*DATA TO USE*
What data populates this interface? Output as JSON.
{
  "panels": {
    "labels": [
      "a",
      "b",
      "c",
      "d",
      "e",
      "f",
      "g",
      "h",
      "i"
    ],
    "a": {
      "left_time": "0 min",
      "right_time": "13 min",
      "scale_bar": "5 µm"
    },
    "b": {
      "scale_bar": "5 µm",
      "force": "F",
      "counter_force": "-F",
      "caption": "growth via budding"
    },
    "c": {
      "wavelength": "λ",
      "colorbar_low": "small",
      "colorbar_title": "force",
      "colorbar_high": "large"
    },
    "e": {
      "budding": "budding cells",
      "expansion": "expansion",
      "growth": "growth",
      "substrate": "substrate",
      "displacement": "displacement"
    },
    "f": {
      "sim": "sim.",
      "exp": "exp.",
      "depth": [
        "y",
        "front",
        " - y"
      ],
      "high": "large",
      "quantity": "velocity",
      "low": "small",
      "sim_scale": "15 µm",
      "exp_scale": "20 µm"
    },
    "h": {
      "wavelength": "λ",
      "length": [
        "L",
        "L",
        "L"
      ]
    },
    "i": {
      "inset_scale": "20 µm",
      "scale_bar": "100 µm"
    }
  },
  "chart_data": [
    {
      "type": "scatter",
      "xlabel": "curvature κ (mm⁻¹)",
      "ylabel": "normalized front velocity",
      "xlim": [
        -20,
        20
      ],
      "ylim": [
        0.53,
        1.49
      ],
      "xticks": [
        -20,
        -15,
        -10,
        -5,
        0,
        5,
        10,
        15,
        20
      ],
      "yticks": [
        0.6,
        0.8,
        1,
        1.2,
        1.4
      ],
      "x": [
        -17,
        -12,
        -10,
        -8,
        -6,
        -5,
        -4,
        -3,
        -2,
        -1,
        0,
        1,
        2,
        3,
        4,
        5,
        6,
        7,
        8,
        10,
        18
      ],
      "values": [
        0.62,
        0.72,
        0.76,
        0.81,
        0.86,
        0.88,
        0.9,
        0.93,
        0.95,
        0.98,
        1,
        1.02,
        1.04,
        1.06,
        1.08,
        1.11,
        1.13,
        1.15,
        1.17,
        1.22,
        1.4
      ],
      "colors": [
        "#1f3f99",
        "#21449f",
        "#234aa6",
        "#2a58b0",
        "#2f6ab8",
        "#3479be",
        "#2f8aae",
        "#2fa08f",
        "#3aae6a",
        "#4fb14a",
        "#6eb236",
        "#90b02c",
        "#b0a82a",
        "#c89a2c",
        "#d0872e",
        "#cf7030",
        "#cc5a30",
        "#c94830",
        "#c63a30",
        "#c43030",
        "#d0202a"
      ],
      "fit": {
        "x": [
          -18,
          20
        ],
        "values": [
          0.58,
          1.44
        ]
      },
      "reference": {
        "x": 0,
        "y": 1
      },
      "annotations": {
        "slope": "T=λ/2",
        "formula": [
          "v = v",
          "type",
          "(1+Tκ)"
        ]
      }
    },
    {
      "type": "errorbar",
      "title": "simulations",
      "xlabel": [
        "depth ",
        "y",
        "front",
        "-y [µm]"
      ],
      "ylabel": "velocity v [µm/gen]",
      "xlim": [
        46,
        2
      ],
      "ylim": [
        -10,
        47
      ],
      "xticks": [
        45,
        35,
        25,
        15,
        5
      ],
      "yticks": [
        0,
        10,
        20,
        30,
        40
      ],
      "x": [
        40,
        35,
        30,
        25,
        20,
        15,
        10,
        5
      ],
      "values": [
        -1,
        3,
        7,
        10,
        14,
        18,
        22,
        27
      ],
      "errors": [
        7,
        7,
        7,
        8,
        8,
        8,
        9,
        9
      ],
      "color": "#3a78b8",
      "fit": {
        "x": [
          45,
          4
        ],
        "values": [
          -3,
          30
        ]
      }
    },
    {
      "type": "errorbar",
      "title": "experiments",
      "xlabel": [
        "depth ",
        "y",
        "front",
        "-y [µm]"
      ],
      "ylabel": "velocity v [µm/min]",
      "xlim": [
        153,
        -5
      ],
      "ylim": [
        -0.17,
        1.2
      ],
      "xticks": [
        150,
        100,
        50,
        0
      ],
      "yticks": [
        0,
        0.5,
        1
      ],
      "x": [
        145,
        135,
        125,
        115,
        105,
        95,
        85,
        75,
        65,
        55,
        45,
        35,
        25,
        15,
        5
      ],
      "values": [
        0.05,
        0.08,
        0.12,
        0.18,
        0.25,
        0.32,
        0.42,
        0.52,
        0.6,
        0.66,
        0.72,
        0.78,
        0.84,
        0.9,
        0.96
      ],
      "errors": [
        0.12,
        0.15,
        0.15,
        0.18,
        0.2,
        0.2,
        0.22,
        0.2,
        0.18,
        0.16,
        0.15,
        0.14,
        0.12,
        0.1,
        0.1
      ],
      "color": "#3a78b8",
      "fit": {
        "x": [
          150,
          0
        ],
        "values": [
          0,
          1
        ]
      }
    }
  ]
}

*WORK INSTRUCTIONS*
Copy out each line of the listing that contains the word "velocity".

*TASK SOLUTION*
      "quantity": "velocity",
      "ylabel": "normalized front velocity",
      "ylabel": "velocity v [µm/gen]",
      "ylabel": "velocity v [µm/min]",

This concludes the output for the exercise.